» **Description of the task**: State the number of lines that include the string "Corrected", and write nothing else.

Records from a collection
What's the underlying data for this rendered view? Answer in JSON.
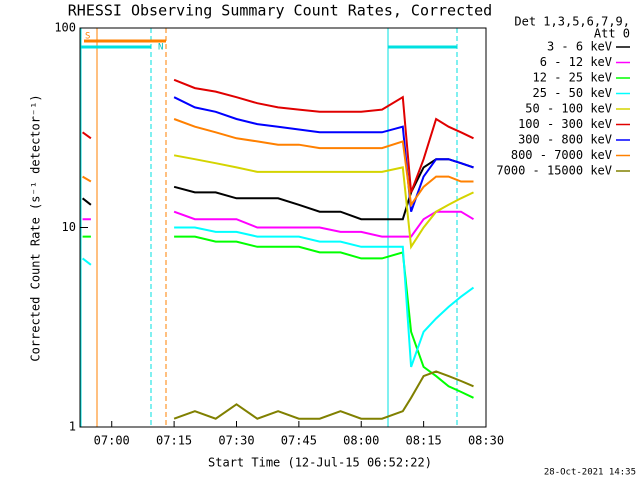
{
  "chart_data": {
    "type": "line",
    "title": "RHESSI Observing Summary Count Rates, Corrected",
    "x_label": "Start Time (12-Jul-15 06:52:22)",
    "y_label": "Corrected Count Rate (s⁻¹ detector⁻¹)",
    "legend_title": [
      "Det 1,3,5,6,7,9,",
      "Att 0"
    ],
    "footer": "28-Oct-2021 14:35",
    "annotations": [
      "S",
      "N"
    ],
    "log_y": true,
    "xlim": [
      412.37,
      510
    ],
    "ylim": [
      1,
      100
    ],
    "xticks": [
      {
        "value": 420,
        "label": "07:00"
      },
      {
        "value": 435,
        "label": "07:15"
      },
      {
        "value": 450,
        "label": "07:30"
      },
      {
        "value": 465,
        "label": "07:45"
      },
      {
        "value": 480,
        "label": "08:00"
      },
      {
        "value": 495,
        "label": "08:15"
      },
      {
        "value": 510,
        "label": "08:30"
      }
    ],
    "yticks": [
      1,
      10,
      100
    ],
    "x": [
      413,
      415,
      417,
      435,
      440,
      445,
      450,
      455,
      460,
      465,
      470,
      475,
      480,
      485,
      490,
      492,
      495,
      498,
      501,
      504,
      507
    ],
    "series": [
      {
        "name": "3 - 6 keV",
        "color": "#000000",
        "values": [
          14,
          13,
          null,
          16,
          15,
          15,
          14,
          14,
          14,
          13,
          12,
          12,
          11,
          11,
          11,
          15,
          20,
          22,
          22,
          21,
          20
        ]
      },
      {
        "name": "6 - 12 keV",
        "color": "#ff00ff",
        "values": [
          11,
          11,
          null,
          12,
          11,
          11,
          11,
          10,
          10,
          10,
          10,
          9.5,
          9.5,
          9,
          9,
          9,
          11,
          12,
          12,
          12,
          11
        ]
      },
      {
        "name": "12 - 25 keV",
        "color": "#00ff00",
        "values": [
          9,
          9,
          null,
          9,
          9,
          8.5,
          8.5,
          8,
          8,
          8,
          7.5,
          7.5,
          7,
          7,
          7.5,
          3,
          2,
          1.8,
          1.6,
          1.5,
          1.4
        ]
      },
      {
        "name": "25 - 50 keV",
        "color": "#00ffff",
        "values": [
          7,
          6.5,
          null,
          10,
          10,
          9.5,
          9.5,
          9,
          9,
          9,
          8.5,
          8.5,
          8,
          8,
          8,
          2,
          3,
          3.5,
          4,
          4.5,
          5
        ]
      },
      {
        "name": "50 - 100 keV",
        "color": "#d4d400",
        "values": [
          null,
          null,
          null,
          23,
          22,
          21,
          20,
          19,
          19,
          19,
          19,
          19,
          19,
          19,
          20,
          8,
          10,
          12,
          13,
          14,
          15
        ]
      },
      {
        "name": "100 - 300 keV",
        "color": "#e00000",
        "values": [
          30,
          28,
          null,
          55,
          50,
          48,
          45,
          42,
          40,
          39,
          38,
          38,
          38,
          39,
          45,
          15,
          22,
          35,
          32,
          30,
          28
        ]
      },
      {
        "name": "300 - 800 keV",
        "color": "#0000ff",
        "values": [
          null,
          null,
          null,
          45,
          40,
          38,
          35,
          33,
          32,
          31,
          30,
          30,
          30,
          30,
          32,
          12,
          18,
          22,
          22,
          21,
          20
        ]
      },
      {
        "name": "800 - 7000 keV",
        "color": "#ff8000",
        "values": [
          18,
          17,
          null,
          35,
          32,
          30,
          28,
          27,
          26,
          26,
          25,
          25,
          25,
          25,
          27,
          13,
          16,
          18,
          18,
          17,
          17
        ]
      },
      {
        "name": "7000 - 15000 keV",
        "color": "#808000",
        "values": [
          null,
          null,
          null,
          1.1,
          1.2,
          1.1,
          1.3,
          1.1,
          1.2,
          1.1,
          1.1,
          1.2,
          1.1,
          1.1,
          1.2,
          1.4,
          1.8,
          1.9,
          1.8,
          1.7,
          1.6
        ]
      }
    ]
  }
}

...

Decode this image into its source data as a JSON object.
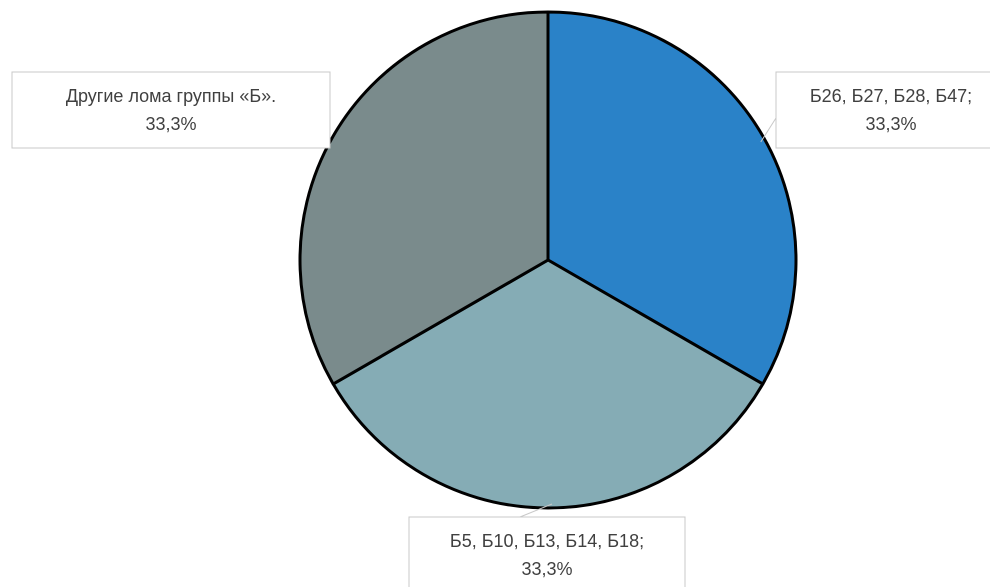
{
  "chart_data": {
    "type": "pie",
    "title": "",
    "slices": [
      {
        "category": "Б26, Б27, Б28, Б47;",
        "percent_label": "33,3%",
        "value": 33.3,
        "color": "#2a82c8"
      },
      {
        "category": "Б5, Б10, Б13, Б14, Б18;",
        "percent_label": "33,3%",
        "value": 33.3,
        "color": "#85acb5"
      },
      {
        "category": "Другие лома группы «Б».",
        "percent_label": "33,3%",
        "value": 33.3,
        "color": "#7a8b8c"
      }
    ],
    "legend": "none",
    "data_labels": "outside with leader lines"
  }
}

--

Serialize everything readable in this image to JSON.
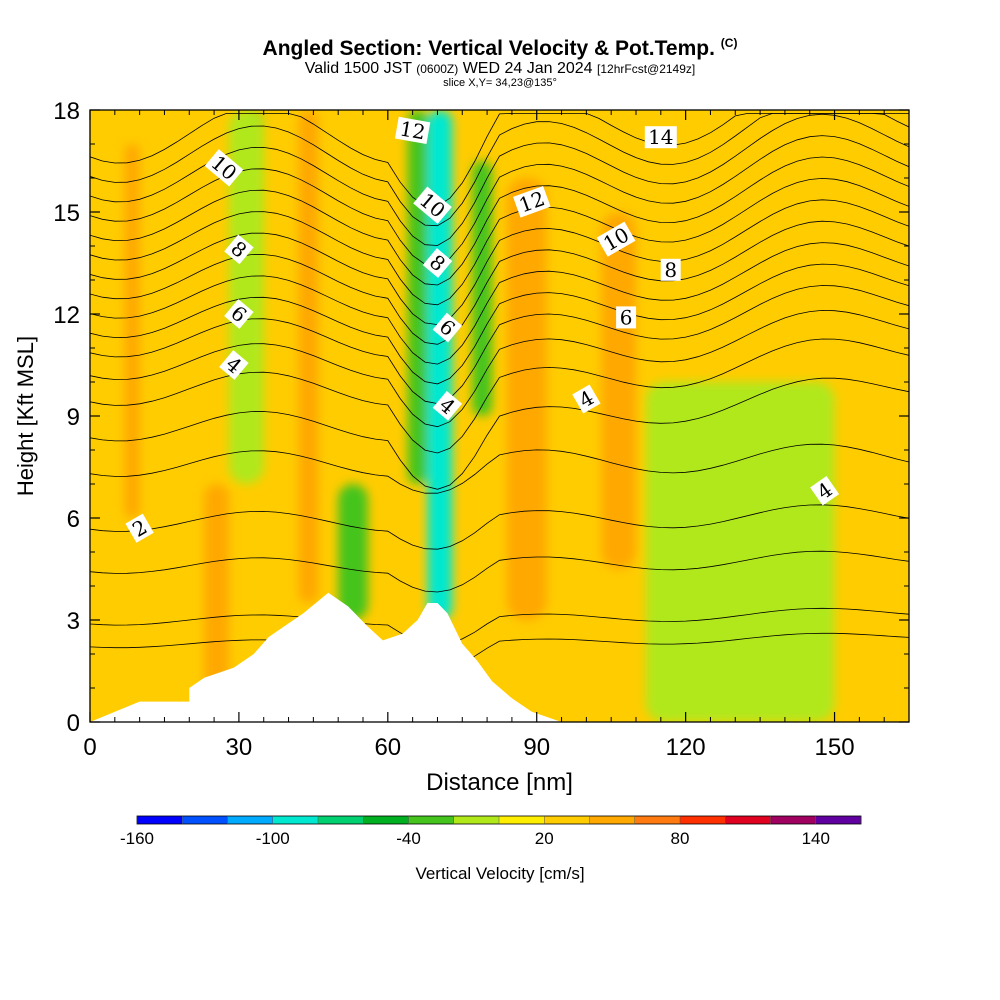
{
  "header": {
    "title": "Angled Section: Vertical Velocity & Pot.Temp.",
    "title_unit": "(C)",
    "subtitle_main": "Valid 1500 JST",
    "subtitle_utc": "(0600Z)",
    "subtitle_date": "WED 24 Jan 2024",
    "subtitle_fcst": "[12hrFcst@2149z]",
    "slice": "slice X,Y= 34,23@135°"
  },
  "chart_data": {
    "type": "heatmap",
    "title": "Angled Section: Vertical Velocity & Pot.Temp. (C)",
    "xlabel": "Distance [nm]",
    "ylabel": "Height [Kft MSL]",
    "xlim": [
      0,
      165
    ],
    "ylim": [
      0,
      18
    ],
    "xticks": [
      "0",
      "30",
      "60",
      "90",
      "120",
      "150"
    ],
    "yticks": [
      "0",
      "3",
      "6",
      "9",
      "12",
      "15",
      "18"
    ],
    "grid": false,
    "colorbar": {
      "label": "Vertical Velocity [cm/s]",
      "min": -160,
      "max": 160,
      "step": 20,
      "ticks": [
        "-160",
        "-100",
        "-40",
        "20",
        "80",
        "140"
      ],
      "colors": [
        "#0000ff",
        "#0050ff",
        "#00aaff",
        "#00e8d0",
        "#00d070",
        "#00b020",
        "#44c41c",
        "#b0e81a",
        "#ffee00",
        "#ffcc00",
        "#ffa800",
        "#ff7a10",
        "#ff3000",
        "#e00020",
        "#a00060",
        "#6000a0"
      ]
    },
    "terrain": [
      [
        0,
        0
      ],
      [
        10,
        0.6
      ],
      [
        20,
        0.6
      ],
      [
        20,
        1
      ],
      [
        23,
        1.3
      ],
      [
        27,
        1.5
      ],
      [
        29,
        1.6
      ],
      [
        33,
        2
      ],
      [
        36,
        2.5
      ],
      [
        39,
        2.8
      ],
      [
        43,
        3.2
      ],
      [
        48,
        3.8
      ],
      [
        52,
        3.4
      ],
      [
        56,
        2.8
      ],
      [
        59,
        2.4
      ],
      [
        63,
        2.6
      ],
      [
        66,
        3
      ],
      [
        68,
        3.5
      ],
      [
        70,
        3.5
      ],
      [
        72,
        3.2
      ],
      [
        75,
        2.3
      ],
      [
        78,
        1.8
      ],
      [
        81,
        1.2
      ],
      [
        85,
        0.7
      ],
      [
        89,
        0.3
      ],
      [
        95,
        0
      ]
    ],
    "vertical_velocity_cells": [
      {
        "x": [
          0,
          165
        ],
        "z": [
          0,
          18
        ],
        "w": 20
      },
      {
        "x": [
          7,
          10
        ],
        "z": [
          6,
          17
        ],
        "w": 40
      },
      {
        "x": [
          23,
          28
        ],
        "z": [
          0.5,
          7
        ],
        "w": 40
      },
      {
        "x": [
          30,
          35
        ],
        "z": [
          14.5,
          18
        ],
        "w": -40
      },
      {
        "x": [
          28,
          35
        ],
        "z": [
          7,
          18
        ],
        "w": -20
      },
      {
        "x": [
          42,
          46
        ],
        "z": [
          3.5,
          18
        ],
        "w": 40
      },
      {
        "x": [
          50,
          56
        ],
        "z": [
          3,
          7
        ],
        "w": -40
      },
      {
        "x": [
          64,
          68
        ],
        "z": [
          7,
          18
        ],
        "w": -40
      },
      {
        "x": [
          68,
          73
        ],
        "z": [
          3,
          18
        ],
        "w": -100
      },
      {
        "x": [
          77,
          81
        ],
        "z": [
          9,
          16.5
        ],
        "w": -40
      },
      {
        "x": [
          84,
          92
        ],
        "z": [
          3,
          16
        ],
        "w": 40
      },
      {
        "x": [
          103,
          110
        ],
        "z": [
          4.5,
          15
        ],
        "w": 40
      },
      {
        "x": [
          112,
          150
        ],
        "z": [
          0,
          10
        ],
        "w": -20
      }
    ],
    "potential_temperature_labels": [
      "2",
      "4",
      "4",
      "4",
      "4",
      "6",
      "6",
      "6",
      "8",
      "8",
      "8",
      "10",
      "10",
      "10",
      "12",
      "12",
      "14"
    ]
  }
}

» **Exercise response**: 2